> _Task brief_
Collect each line holding the string "color".

==== Records supplied ====

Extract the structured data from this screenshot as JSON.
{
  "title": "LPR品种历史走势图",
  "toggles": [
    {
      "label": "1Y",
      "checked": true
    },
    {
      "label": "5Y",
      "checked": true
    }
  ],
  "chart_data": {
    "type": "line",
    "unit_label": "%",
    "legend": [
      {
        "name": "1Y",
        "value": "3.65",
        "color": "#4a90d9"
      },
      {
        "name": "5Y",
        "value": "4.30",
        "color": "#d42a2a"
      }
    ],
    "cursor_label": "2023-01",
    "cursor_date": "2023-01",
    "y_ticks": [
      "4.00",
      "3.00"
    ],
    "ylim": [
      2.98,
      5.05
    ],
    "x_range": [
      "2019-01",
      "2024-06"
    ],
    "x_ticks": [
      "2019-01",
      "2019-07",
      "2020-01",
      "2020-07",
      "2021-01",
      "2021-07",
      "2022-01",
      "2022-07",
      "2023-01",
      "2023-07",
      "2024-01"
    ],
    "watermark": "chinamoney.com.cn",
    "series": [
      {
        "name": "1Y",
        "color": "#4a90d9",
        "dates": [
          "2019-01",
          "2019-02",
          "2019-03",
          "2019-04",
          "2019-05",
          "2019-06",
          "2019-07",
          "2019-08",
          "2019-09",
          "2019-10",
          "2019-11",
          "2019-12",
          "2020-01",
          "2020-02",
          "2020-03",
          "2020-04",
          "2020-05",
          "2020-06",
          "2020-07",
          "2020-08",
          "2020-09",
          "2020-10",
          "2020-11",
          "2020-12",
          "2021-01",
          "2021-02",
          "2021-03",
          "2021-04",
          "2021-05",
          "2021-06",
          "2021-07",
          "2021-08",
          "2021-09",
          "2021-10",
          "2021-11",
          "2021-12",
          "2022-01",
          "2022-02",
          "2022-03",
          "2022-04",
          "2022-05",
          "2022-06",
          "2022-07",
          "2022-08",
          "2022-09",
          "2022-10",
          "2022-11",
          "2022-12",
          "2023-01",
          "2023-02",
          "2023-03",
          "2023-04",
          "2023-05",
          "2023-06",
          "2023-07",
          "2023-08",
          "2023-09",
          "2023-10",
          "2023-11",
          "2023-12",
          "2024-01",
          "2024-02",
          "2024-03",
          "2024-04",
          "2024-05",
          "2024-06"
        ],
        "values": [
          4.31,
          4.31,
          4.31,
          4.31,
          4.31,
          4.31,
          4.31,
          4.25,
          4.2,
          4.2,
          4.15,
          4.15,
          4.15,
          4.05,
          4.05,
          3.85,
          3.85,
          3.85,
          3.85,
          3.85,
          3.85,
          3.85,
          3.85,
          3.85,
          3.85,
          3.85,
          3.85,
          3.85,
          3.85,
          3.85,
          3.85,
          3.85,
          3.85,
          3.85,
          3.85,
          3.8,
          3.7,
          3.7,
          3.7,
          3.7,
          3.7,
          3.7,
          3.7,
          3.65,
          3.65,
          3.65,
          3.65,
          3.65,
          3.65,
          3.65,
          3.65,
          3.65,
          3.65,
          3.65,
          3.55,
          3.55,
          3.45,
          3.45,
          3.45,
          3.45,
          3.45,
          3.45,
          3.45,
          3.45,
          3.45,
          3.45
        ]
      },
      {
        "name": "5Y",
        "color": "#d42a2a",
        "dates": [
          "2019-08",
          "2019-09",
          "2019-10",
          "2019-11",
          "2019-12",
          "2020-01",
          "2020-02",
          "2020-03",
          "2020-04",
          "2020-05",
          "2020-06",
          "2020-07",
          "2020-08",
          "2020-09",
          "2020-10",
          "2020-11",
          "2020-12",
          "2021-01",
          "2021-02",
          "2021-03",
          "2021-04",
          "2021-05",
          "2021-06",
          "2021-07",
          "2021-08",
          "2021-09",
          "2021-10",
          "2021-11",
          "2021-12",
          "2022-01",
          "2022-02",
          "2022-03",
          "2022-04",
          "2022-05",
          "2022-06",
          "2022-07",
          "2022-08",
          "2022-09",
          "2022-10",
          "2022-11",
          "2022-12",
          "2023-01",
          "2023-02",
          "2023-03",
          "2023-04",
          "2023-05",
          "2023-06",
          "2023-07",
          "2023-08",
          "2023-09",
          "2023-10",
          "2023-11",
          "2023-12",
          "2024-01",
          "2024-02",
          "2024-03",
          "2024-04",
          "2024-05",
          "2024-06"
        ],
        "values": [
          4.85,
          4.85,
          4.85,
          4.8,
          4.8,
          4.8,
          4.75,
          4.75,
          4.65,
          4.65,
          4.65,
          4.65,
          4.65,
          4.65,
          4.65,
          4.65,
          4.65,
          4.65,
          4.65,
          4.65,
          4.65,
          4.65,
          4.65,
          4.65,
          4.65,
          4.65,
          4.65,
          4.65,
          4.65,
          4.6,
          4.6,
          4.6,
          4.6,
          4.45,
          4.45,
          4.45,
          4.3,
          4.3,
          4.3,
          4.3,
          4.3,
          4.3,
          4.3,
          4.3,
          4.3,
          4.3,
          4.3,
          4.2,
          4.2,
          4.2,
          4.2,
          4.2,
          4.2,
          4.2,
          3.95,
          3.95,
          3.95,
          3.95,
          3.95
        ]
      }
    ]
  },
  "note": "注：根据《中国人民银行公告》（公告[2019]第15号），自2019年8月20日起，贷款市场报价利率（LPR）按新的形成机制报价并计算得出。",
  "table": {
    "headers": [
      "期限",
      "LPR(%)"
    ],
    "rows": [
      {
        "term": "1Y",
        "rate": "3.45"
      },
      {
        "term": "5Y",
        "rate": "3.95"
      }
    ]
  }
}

====

> _Full solution_
        "color": "#4a90d9"
        "color": "#d42a2a"
        "color": "#4a90d9",
        "color": "#d42a2a",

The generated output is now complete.